Your task is to transcribe the records exactly, skipping every image.

━━━━━━━━

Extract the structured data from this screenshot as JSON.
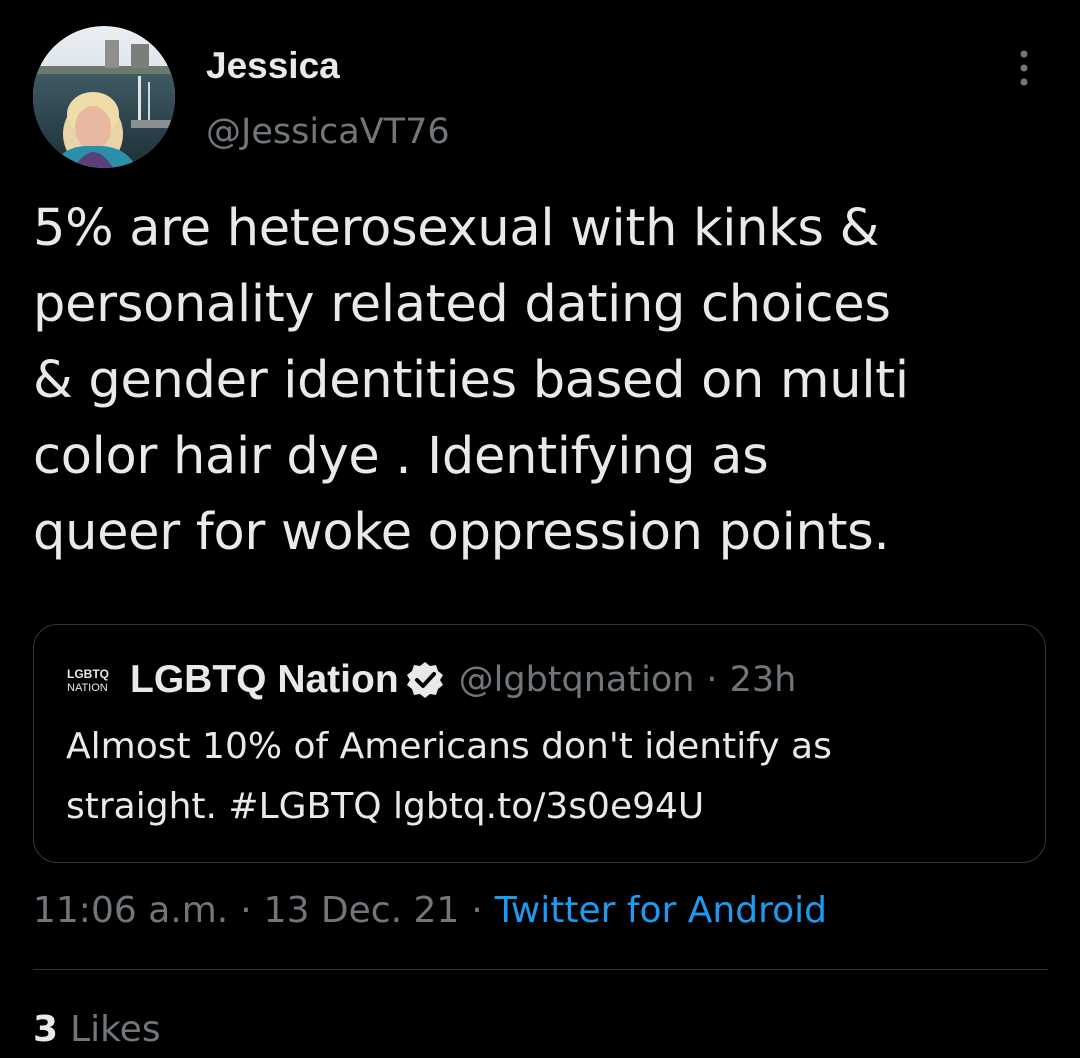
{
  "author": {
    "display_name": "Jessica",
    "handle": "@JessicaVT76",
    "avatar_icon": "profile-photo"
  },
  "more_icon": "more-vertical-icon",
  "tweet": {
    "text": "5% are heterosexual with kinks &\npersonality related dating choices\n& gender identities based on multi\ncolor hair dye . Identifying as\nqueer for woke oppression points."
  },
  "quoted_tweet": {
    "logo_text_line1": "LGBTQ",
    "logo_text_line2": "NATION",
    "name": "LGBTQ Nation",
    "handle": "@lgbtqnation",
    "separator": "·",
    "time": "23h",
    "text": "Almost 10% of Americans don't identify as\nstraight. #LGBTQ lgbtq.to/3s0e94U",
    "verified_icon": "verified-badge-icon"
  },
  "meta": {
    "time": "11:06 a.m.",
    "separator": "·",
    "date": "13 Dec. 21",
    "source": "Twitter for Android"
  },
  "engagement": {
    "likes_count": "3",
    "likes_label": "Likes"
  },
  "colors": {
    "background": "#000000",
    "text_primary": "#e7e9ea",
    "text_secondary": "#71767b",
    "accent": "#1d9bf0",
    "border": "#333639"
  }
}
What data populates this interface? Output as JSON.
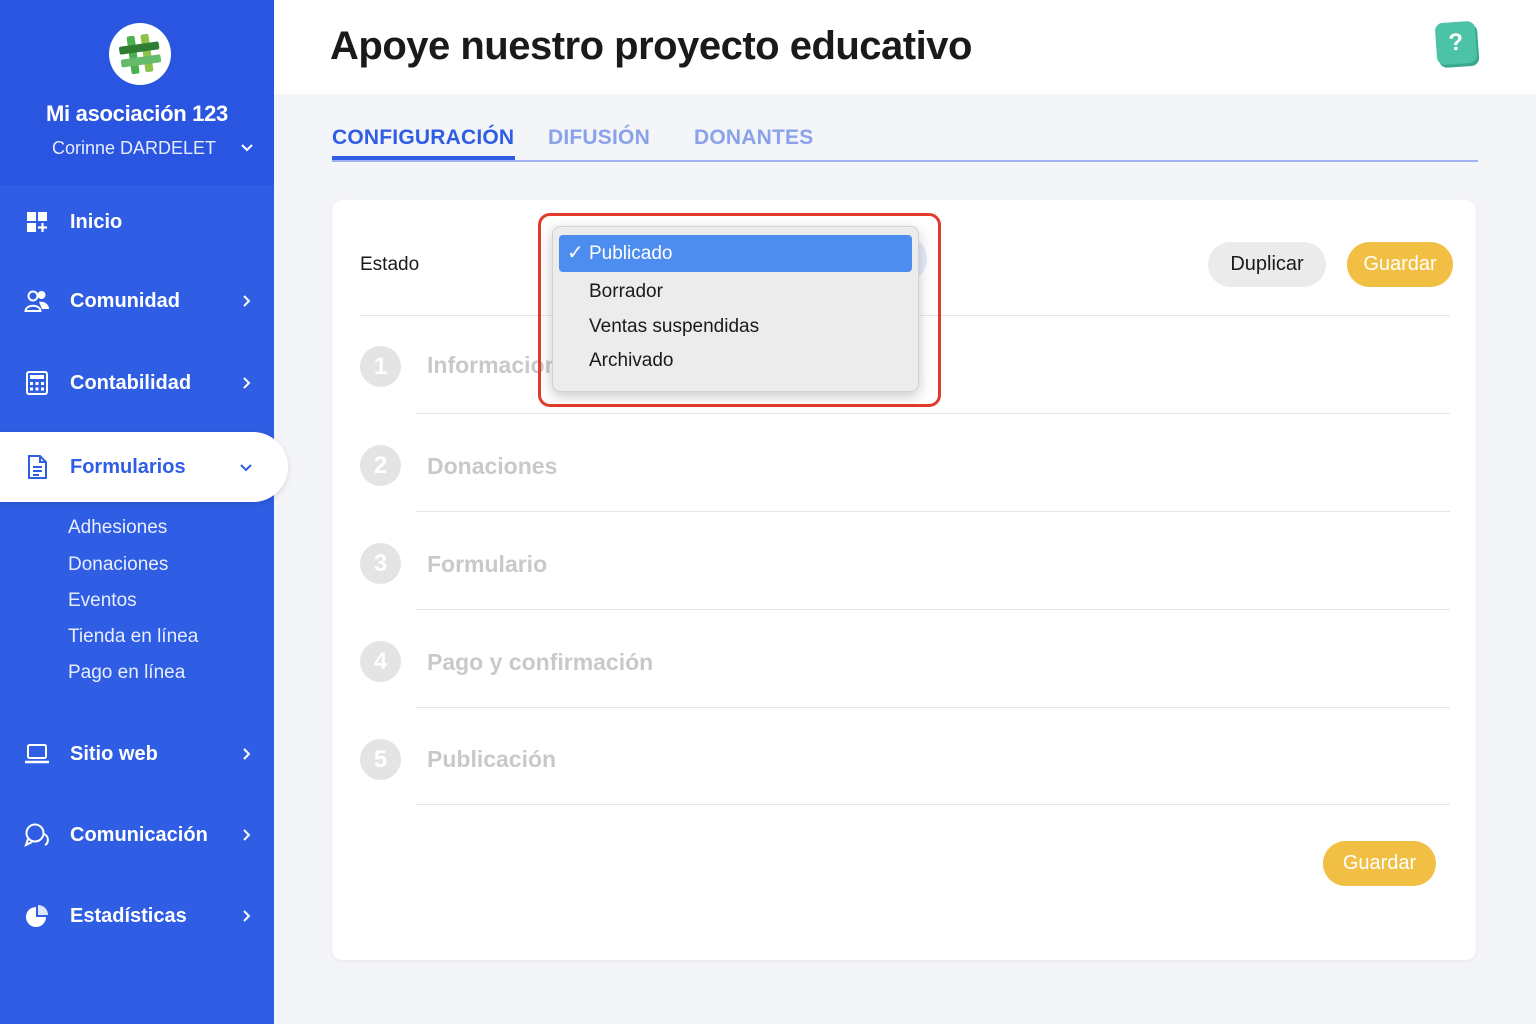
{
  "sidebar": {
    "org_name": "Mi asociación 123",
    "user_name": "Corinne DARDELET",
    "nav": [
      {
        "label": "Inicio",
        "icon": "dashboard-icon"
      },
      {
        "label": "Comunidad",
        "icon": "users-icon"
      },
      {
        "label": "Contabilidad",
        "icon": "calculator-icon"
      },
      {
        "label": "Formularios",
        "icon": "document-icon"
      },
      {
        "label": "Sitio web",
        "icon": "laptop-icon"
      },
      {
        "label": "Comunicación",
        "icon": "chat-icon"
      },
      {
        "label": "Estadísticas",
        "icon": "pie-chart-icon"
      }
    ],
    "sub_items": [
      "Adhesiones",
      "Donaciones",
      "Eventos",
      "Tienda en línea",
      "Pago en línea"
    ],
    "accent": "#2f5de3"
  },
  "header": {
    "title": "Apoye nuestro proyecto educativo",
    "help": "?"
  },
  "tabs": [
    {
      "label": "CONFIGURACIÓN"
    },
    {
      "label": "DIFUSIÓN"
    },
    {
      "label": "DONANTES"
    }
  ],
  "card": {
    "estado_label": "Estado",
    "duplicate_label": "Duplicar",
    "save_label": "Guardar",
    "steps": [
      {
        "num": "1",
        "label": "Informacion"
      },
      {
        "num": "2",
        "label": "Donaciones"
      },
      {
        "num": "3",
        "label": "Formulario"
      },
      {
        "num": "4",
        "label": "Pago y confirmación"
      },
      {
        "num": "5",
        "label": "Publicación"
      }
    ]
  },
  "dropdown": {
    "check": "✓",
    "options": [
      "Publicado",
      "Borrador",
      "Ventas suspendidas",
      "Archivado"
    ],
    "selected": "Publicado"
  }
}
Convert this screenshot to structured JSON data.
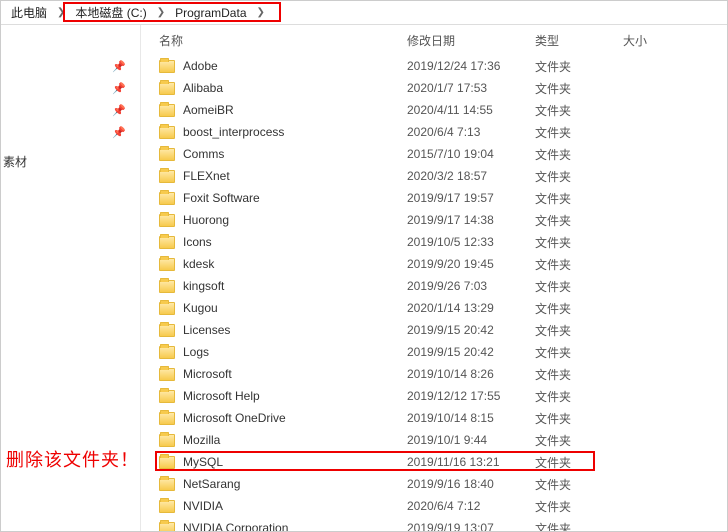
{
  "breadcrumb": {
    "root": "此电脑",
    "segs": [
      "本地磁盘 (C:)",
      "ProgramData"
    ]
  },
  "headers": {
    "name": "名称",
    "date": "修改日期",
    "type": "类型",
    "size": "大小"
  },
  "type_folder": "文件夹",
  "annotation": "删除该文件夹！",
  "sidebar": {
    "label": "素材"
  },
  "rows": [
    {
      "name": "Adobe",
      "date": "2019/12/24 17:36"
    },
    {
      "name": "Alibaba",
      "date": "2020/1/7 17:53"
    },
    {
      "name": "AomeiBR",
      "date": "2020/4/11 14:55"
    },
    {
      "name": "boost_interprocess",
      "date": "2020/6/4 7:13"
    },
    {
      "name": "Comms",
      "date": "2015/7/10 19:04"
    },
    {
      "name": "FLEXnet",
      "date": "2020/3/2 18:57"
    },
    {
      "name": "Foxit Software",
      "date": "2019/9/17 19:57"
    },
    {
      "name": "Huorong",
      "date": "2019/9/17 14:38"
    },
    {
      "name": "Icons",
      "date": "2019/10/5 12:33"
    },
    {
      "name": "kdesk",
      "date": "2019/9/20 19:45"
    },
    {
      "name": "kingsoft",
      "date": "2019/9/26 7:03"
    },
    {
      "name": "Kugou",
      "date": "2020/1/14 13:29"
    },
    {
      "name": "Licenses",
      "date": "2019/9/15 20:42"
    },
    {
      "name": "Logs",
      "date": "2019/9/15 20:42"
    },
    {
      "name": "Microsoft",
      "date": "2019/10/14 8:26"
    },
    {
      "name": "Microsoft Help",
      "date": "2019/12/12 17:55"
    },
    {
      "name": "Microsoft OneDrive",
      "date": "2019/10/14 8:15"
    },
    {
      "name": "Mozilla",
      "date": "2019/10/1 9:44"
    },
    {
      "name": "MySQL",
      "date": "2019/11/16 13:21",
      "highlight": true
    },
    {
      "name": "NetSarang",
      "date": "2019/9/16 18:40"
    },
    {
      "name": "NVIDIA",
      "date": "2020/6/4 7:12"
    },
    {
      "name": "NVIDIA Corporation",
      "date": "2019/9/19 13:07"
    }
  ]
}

━━━━━━━━

_Answer_.
Extract the structured data from this screenshot as JSON.
{
  "author": {
    "display_name": "Jessica",
    "handle": "@JessicaVT76",
    "avatar_icon": "profile-photo"
  },
  "more_icon": "more-vertical-icon",
  "tweet": {
    "text": "5% are heterosexual with kinks &\npersonality related dating choices\n& gender identities based on multi\ncolor hair dye . Identifying as\nqueer for woke oppression points."
  },
  "quoted_tweet": {
    "logo_text_line1": "LGBTQ",
    "logo_text_line2": "NATION",
    "name": "LGBTQ Nation",
    "handle": "@lgbtqnation",
    "separator": "·",
    "time": "23h",
    "text": "Almost 10% of Americans don't identify as\nstraight. #LGBTQ lgbtq.to/3s0e94U",
    "verified_icon": "verified-badge-icon"
  },
  "meta": {
    "time": "11:06 a.m.",
    "separator": "·",
    "date": "13 Dec. 21",
    "source": "Twitter for Android"
  },
  "engagement": {
    "likes_count": "3",
    "likes_label": "Likes"
  },
  "colors": {
    "background": "#000000",
    "text_primary": "#e7e9ea",
    "text_secondary": "#71767b",
    "accent": "#1d9bf0",
    "border": "#333639"
  }
}
What data populates this interface? Output as JSON.
{
  "sidebar": {
    "org_name": "Mi asociación 123",
    "user_name": "Corinne DARDELET",
    "nav": [
      {
        "label": "Inicio",
        "icon": "dashboard-icon"
      },
      {
        "label": "Comunidad",
        "icon": "users-icon"
      },
      {
        "label": "Contabilidad",
        "icon": "calculator-icon"
      },
      {
        "label": "Formularios",
        "icon": "document-icon"
      },
      {
        "label": "Sitio web",
        "icon": "laptop-icon"
      },
      {
        "label": "Comunicación",
        "icon": "chat-icon"
      },
      {
        "label": "Estadísticas",
        "icon": "pie-chart-icon"
      }
    ],
    "sub_items": [
      "Adhesiones",
      "Donaciones",
      "Eventos",
      "Tienda en línea",
      "Pago en línea"
    ],
    "accent": "#2f5de3"
  },
  "header": {
    "title": "Apoye nuestro proyecto educativo",
    "help": "?"
  },
  "tabs": [
    {
      "label": "CONFIGURACIÓN"
    },
    {
      "label": "DIFUSIÓN"
    },
    {
      "label": "DONANTES"
    }
  ],
  "card": {
    "estado_label": "Estado",
    "duplicate_label": "Duplicar",
    "save_label": "Guardar",
    "steps": [
      {
        "num": "1",
        "label": "Informacion"
      },
      {
        "num": "2",
        "label": "Donaciones"
      },
      {
        "num": "3",
        "label": "Formulario"
      },
      {
        "num": "4",
        "label": "Pago y confirmación"
      },
      {
        "num": "5",
        "label": "Publicación"
      }
    ]
  },
  "dropdown": {
    "check": "✓",
    "options": [
      "Publicado",
      "Borrador",
      "Ventas suspendidas",
      "Archivado"
    ],
    "selected": "Publicado"
  }
}
Convert this screenshot to structured JSON data.
{
  "breadcrumb": {
    "root": "此电脑",
    "segs": [
      "本地磁盘 (C:)",
      "ProgramData"
    ]
  },
  "headers": {
    "name": "名称",
    "date": "修改日期",
    "type": "类型",
    "size": "大小"
  },
  "type_folder": "文件夹",
  "annotation": "删除该文件夹！",
  "sidebar": {
    "label": "素材"
  },
  "rows": [
    {
      "name": "Adobe",
      "date": "2019/12/24 17:36"
    },
    {
      "name": "Alibaba",
      "date": "2020/1/7 17:53"
    },
    {
      "name": "AomeiBR",
      "date": "2020/4/11 14:55"
    },
    {
      "name": "boost_interprocess",
      "date": "2020/6/4 7:13"
    },
    {
      "name": "Comms",
      "date": "2015/7/10 19:04"
    },
    {
      "name": "FLEXnet",
      "date": "2020/3/2 18:57"
    },
    {
      "name": "Foxit Software",
      "date": "2019/9/17 19:57"
    },
    {
      "name": "Huorong",
      "date": "2019/9/17 14:38"
    },
    {
      "name": "Icons",
      "date": "2019/10/5 12:33"
    },
    {
      "name": "kdesk",
      "date": "2019/9/20 19:45"
    },
    {
      "name": "kingsoft",
      "date": "2019/9/26 7:03"
    },
    {
      "name": "Kugou",
      "date": "2020/1/14 13:29"
    },
    {
      "name": "Licenses",
      "date": "2019/9/15 20:42"
    },
    {
      "name": "Logs",
      "date": "2019/9/15 20:42"
    },
    {
      "name": "Microsoft",
      "date": "2019/10/14 8:26"
    },
    {
      "name": "Microsoft Help",
      "date": "2019/12/12 17:55"
    },
    {
      "name": "Microsoft OneDrive",
      "date": "2019/10/14 8:15"
    },
    {
      "name": "Mozilla",
      "date": "2019/10/1 9:44"
    },
    {
      "name": "MySQL",
      "date": "2019/11/16 13:21",
      "highlight": true
    },
    {
      "name": "NetSarang",
      "date": "2019/9/16 18:40"
    },
    {
      "name": "NVIDIA",
      "date": "2020/6/4 7:12"
    },
    {
      "name": "NVIDIA Corporation",
      "date": "2019/9/19 13:07"
    }
  ]
}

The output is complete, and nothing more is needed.